■ Problem ■
Lift out all lines below that contain "address".

---- Supplied information

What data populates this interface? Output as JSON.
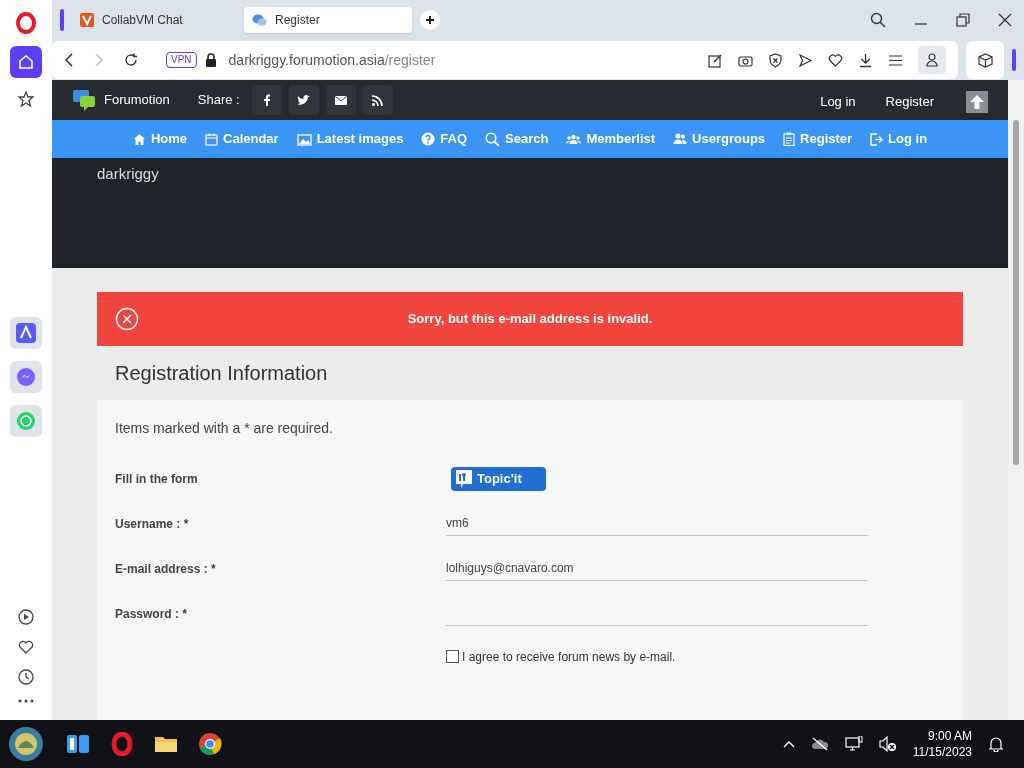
{
  "browser": {
    "tabs": [
      {
        "label": "CollabVM Chat",
        "selected": false
      },
      {
        "label": "Register",
        "selected": true
      }
    ],
    "vpn_badge": "VPN",
    "url_host": "darkriggy.forumotion.asia",
    "url_path": "/register"
  },
  "forum": {
    "brand": "Forumotion",
    "share_label": "Share :",
    "top_links": [
      "Log in",
      "Register"
    ],
    "nav": [
      {
        "label": "Home"
      },
      {
        "label": "Calendar"
      },
      {
        "label": "Latest images"
      },
      {
        "label": "FAQ"
      },
      {
        "label": "Search"
      },
      {
        "label": "Memberlist"
      },
      {
        "label": "Usergroups"
      },
      {
        "label": "Register"
      },
      {
        "label": "Log in"
      }
    ],
    "site_title": "darkriggy"
  },
  "error": "Sorry, but this e-mail address is invalid.",
  "form": {
    "title": "Registration Information",
    "note": "Items marked with a * are required.",
    "fill_label": "Fill in the form",
    "topicit_label": "Topic'it",
    "fields": [
      {
        "label": "Username : *",
        "value": "vm6"
      },
      {
        "label": "E-mail address : *",
        "value": "lolhiguys@cnavaro.com"
      },
      {
        "label": "Password : *"
      }
    ],
    "newsletter": {
      "label": "I agree to receive forum news by e-mail.",
      "checked": false
    }
  },
  "taskbar": {
    "time": "9:00 AM",
    "date": "11/15/2023"
  }
}
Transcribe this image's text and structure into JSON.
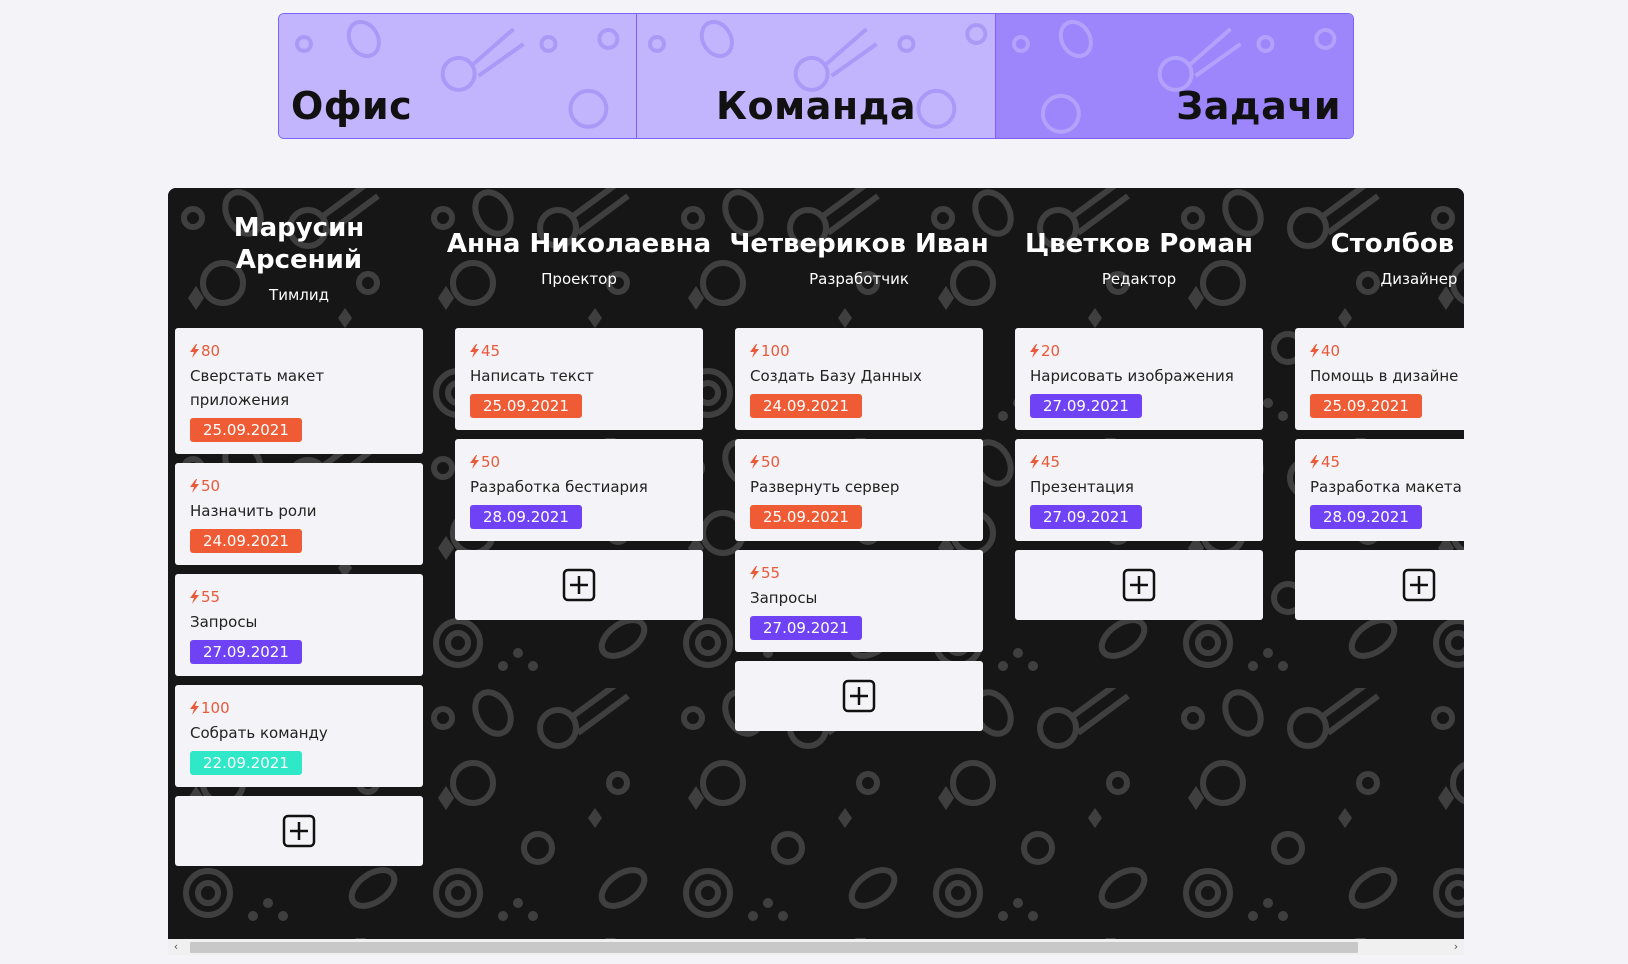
{
  "tabs": [
    {
      "label": "Офис",
      "active": false
    },
    {
      "label": "Команда",
      "active": false
    },
    {
      "label": "Задачи",
      "active": true
    }
  ],
  "colors": {
    "tab_bg": "#c3b5fd",
    "tab_active_bg": "#9d85fb",
    "board_bg": "#161616",
    "date_overdue": "#ef5b35",
    "date_upcoming": "#6f42f5",
    "date_done": "#2ee8c8",
    "points": "#e85a3a"
  },
  "columns": [
    {
      "name": "Марусин Арсений",
      "role": "Тимлид",
      "tasks": [
        {
          "points": "80",
          "title": "Сверстать макет приложения",
          "date": "25.09.2021",
          "status": "overdue"
        },
        {
          "points": "50",
          "title": "Назначить роли",
          "date": "24.09.2021",
          "status": "overdue"
        },
        {
          "points": "55",
          "title": "Запросы",
          "date": "27.09.2021",
          "status": "upcoming"
        },
        {
          "points": "100",
          "title": "Собрать команду",
          "date": "22.09.2021",
          "status": "done"
        }
      ]
    },
    {
      "name": "Анна Николаевна",
      "role": "Проектор",
      "tasks": [
        {
          "points": "45",
          "title": "Написать текст",
          "date": "25.09.2021",
          "status": "overdue"
        },
        {
          "points": "50",
          "title": "Разработка бестиария",
          "date": "28.09.2021",
          "status": "upcoming"
        }
      ]
    },
    {
      "name": "Четвериков Иван",
      "role": "Разработчик",
      "tasks": [
        {
          "points": "100",
          "title": "Создать Базу Данных",
          "date": "24.09.2021",
          "status": "overdue"
        },
        {
          "points": "50",
          "title": "Развернуть сервер",
          "date": "25.09.2021",
          "status": "overdue"
        },
        {
          "points": "55",
          "title": "Запросы",
          "date": "27.09.2021",
          "status": "upcoming"
        }
      ]
    },
    {
      "name": "Цветков Роман",
      "role": "Редактор",
      "tasks": [
        {
          "points": "20",
          "title": "Нарисовать изображения",
          "date": "27.09.2021",
          "status": "upcoming"
        },
        {
          "points": "45",
          "title": "Презентация",
          "date": "27.09.2021",
          "status": "upcoming"
        }
      ]
    },
    {
      "name": "Столбов Ми",
      "role": "Дизайнер",
      "tasks": [
        {
          "points": "40",
          "title": "Помощь в дизайне",
          "date": "25.09.2021",
          "status": "overdue"
        },
        {
          "points": "45",
          "title": "Разработка макета",
          "date": "28.09.2021",
          "status": "upcoming"
        }
      ]
    }
  ],
  "icons": {
    "points": "lightning-icon",
    "add": "plus-square-icon",
    "scroll_left": "chevron-left-icon",
    "scroll_right": "chevron-right-icon"
  }
}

--------

■ Response to the task ■
  "error": "Sorry, but this e-mail address is invalid.",
        "label": "E-mail address : *",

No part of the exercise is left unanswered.